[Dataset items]
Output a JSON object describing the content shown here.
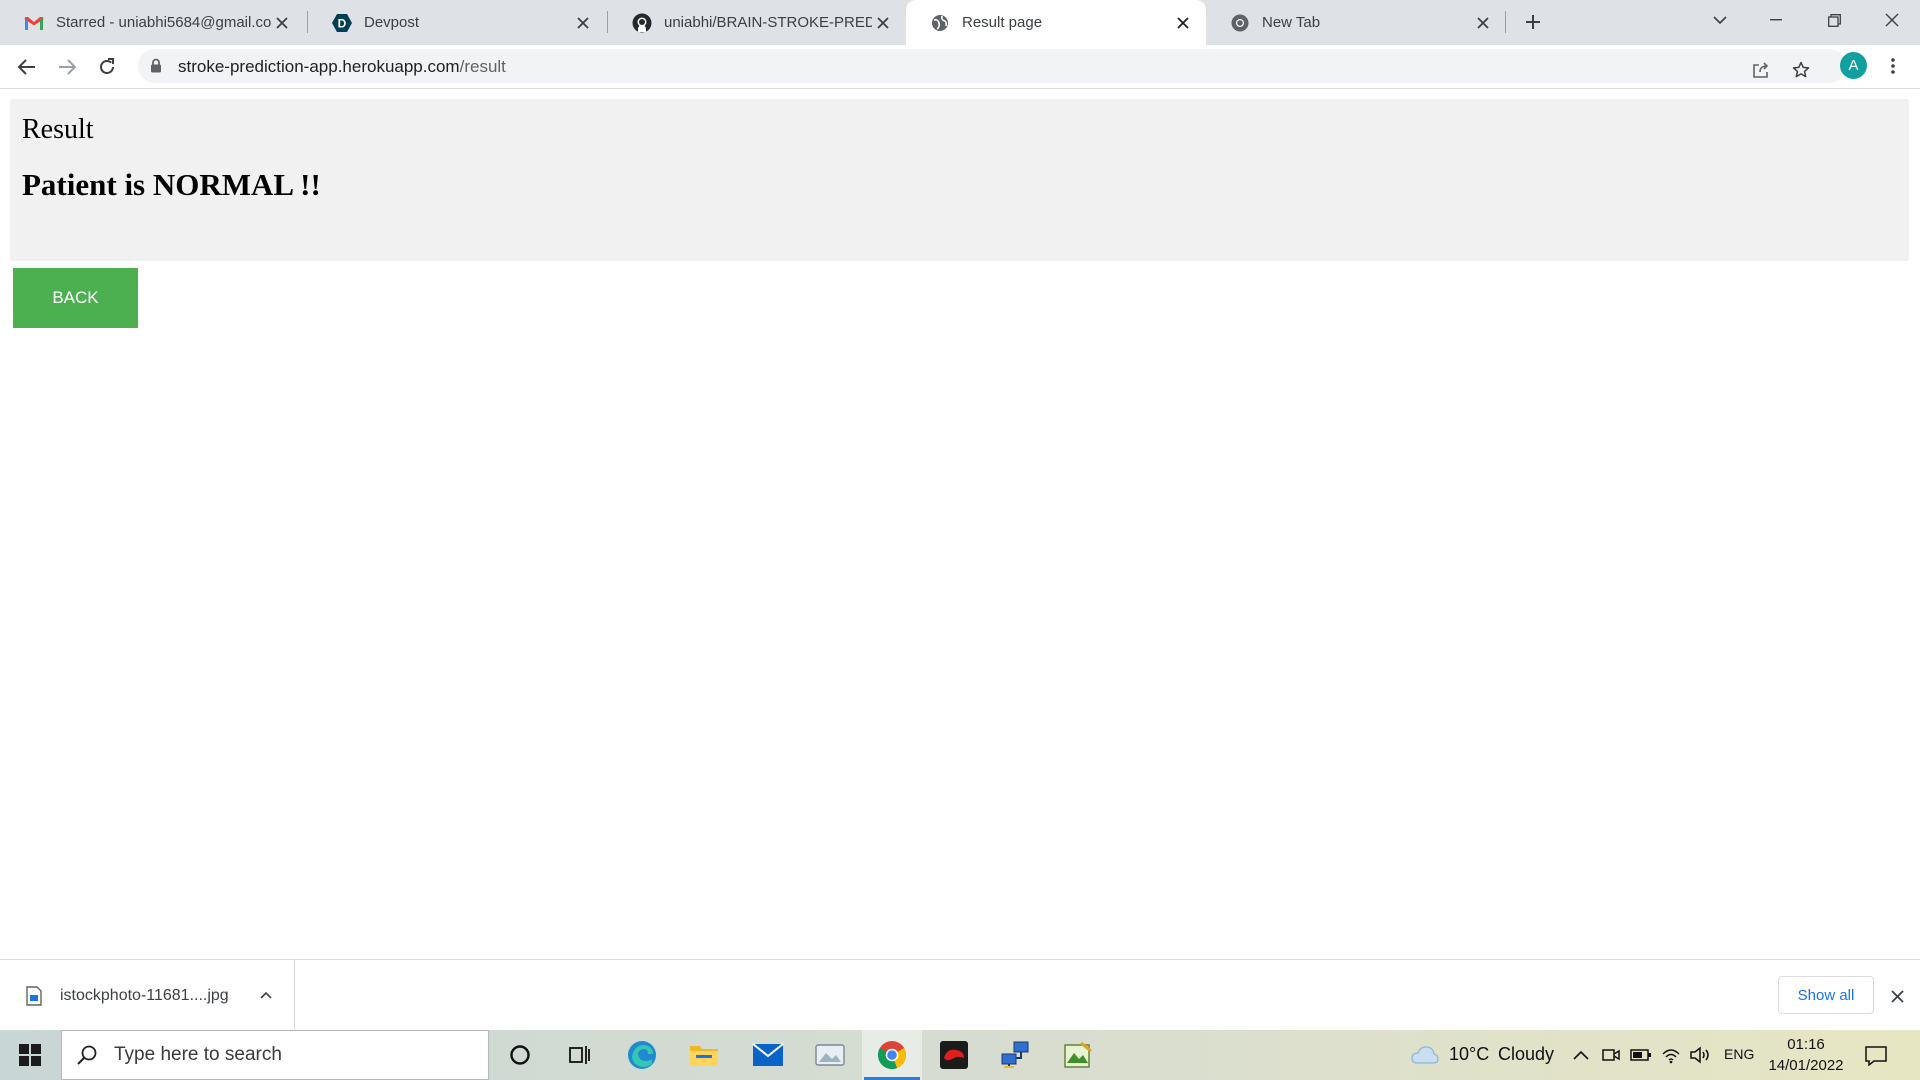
{
  "browser": {
    "tabs": [
      {
        "title": "Starred - uniabhi5684@gmail.com",
        "icon": "gmail-icon"
      },
      {
        "title": "Devpost",
        "icon": "devpost-icon"
      },
      {
        "title": "uniabhi/BRAIN-STROKE-PREDICTION",
        "icon": "github-icon"
      },
      {
        "title": "Result page",
        "icon": "globe-icon",
        "active": true
      },
      {
        "title": "New Tab",
        "icon": "chrome-icon"
      }
    ],
    "address": {
      "host": "stroke-prediction-app.herokuapp.com",
      "path": "/result"
    },
    "profile_initial": "A",
    "accent": "#11a0a0"
  },
  "page": {
    "heading": "Result",
    "message": "Patient is NORMAL !!",
    "back_button": "BACK",
    "button_color": "#4caf50"
  },
  "downloads": {
    "file_name": "istockphoto-11681....jpg",
    "show_all": "Show all"
  },
  "taskbar": {
    "search_placeholder": "Type here to search",
    "weather": {
      "temp": "10°C",
      "condition": "Cloudy"
    },
    "language": "ENG",
    "time": "01:16",
    "date": "14/01/2022"
  }
}
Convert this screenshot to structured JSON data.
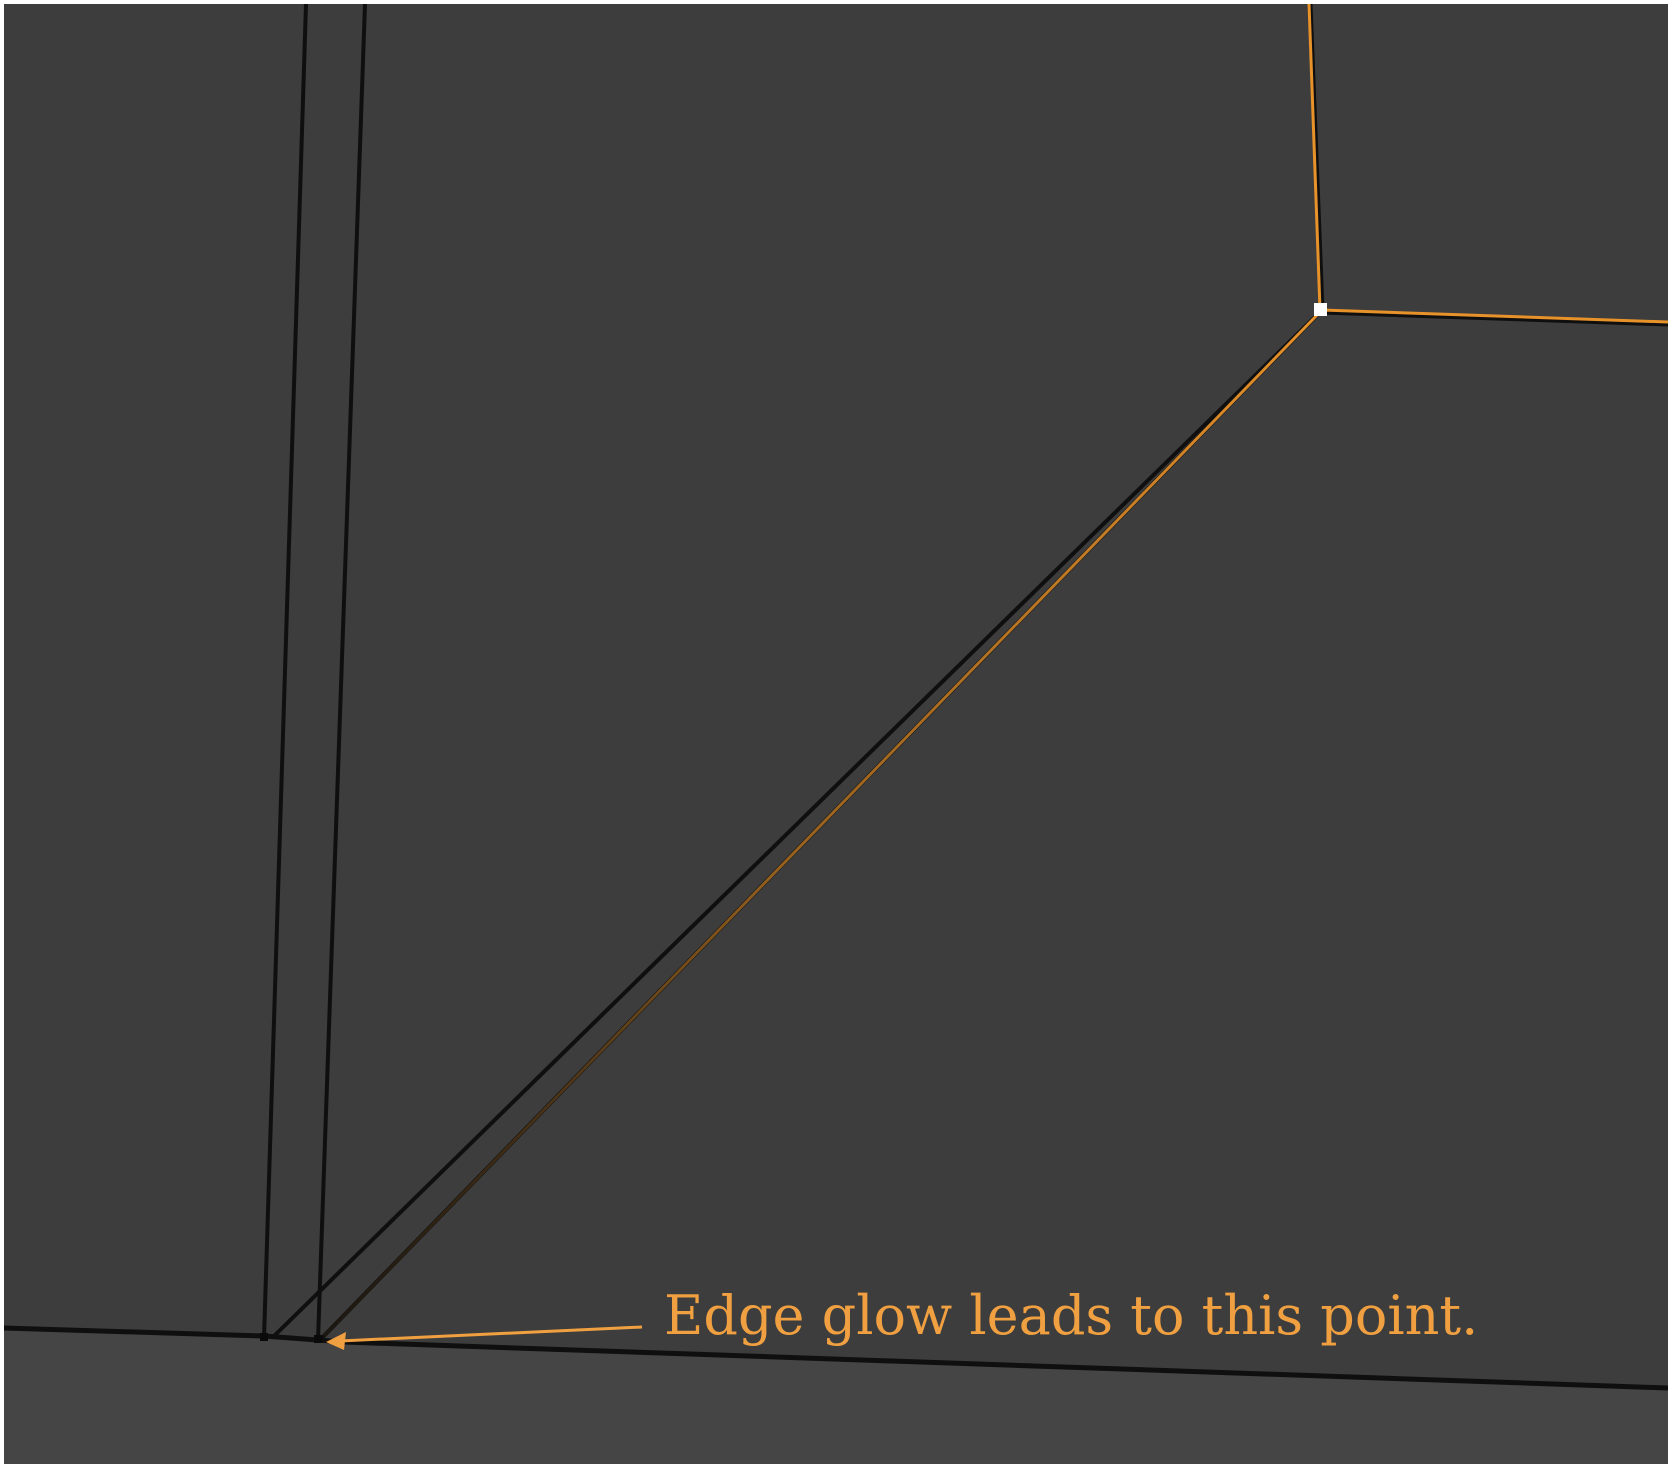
{
  "annotation": {
    "text": "Edge glow leads to this point.",
    "color": "#f0a040"
  },
  "colors": {
    "background": "#3d3d3d",
    "lower_face": "#454545",
    "edge": "#0f0f0f",
    "selected_edge": "#e8922a",
    "selected_vertex": "#ffffff"
  }
}
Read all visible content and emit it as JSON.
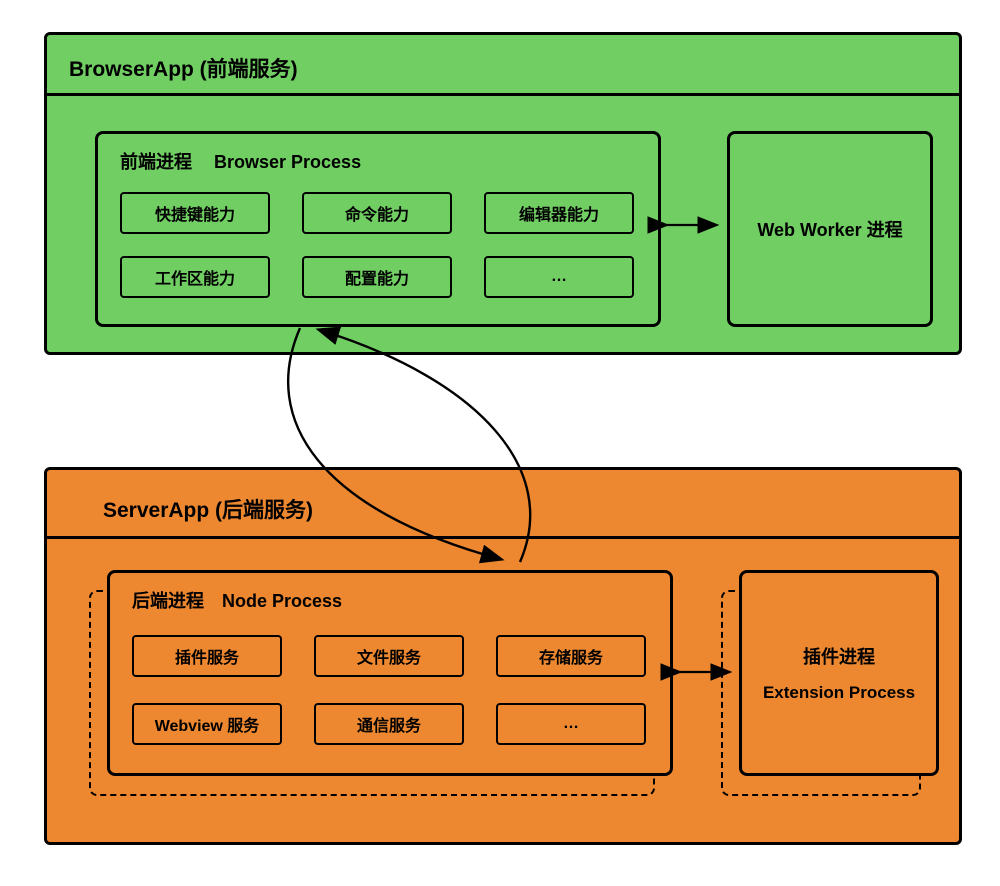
{
  "browserApp": {
    "title": "BrowserApp (前端服务)",
    "process": {
      "cnLabel": "前端进程",
      "enLabel": "Browser Process",
      "row1": [
        "快捷键能力",
        "命令能力",
        "编辑器能力"
      ],
      "row2": [
        "工作区能力",
        "配置能力",
        "…"
      ]
    },
    "webWorker": "Web Worker 进程"
  },
  "serverApp": {
    "title": "ServerApp (后端服务)",
    "process": {
      "cnLabel": "后端进程",
      "enLabel": "Node Process",
      "row1": [
        "插件服务",
        "文件服务",
        "存储服务"
      ],
      "row2": [
        "Webview 服务",
        "通信服务",
        "…"
      ]
    },
    "extProcess": {
      "cnLabel": "插件进程",
      "enLabel": "Extension Process"
    }
  }
}
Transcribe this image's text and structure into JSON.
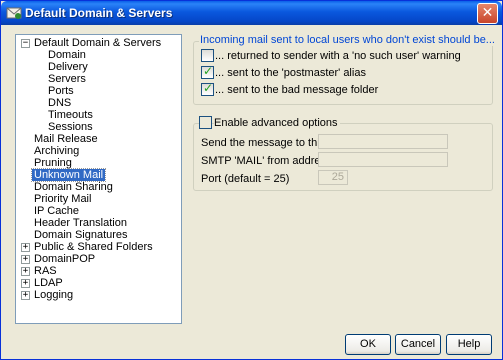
{
  "window": {
    "title": "Default Domain & Servers",
    "close_label": "✕"
  },
  "tree": {
    "items": [
      {
        "label": "Default Domain & Servers",
        "expander": "−"
      },
      {
        "label": "Domain"
      },
      {
        "label": "Delivery"
      },
      {
        "label": "Servers"
      },
      {
        "label": "Ports"
      },
      {
        "label": "DNS"
      },
      {
        "label": "Timeouts"
      },
      {
        "label": "Sessions"
      },
      {
        "label": "Mail Release"
      },
      {
        "label": "Archiving"
      },
      {
        "label": "Pruning"
      },
      {
        "label": "Unknown Mail",
        "selected": true
      },
      {
        "label": "Domain Sharing"
      },
      {
        "label": "Priority Mail"
      },
      {
        "label": "IP Cache"
      },
      {
        "label": "Header Translation"
      },
      {
        "label": "Domain Signatures"
      },
      {
        "label": "Public & Shared Folders",
        "expander": "+"
      },
      {
        "label": "DomainPOP",
        "expander": "+"
      },
      {
        "label": "RAS",
        "expander": "+"
      },
      {
        "label": "LDAP",
        "expander": "+"
      },
      {
        "label": "Logging",
        "expander": "+"
      }
    ]
  },
  "incoming": {
    "heading": "Incoming mail sent to local users who don't exist should be...",
    "options": [
      {
        "label": "... returned to sender with a 'no such user' warning",
        "checked": false
      },
      {
        "label": "... sent to the 'postmaster' alias",
        "checked": true
      },
      {
        "label": "... sent to the bad message folder",
        "checked": true
      }
    ]
  },
  "advanced": {
    "heading": "Enable advanced options",
    "checked": false,
    "host_label": "Send the message to this host",
    "host_value": "",
    "smtp_label": "SMTP 'MAIL' from address",
    "smtp_value": "",
    "port_label": "Port (default = 25)",
    "port_value": "25"
  },
  "buttons": {
    "ok": "OK",
    "cancel": "Cancel",
    "help": "Help"
  }
}
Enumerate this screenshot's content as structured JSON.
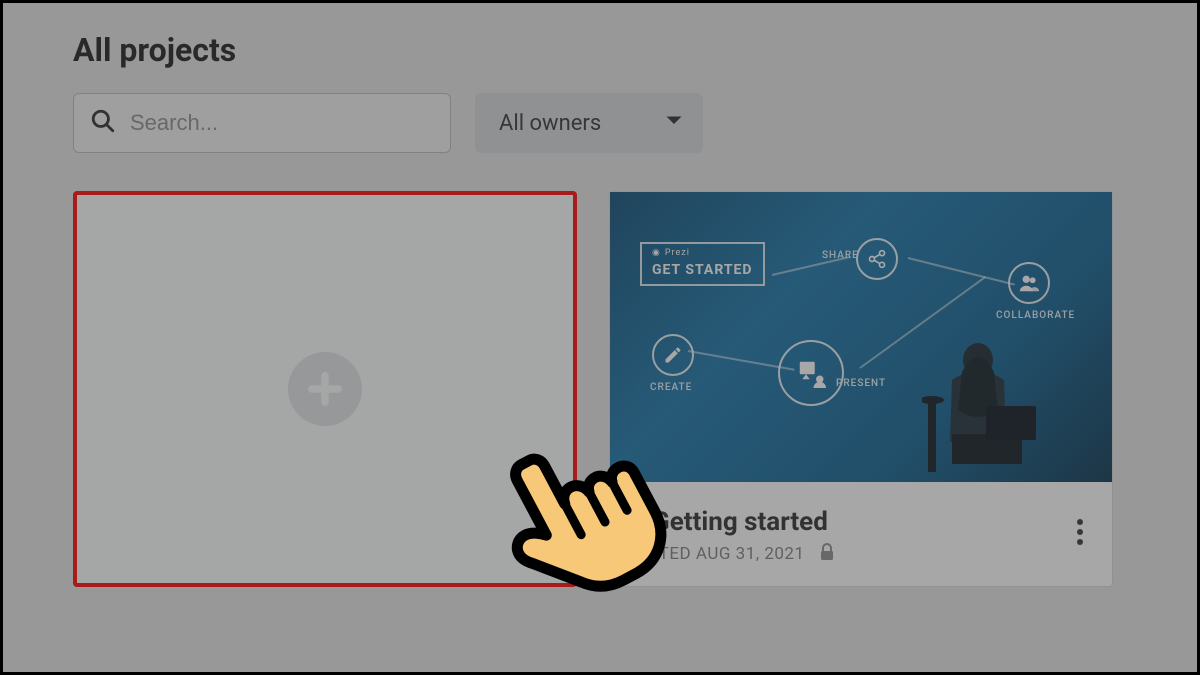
{
  "header": {
    "title": "All projects"
  },
  "search": {
    "placeholder": "Search..."
  },
  "filter": {
    "owners_label": "All owners"
  },
  "thumb": {
    "badge_top": "Prezi",
    "badge_mid": "GET STARTED",
    "node_share": "SHARE",
    "node_collab": "COLLABORATE",
    "node_create": "CREATE",
    "node_present": "PRESENT"
  },
  "project": {
    "title": "Getting started",
    "edited_label": "EDITED AUG 31, 2021"
  }
}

◆ **DIRECTIVE**
Check every line in the material above for the string "cnLabel", then give only the number of lines that have it.

◆ **EXERCISE RESPONSE**
3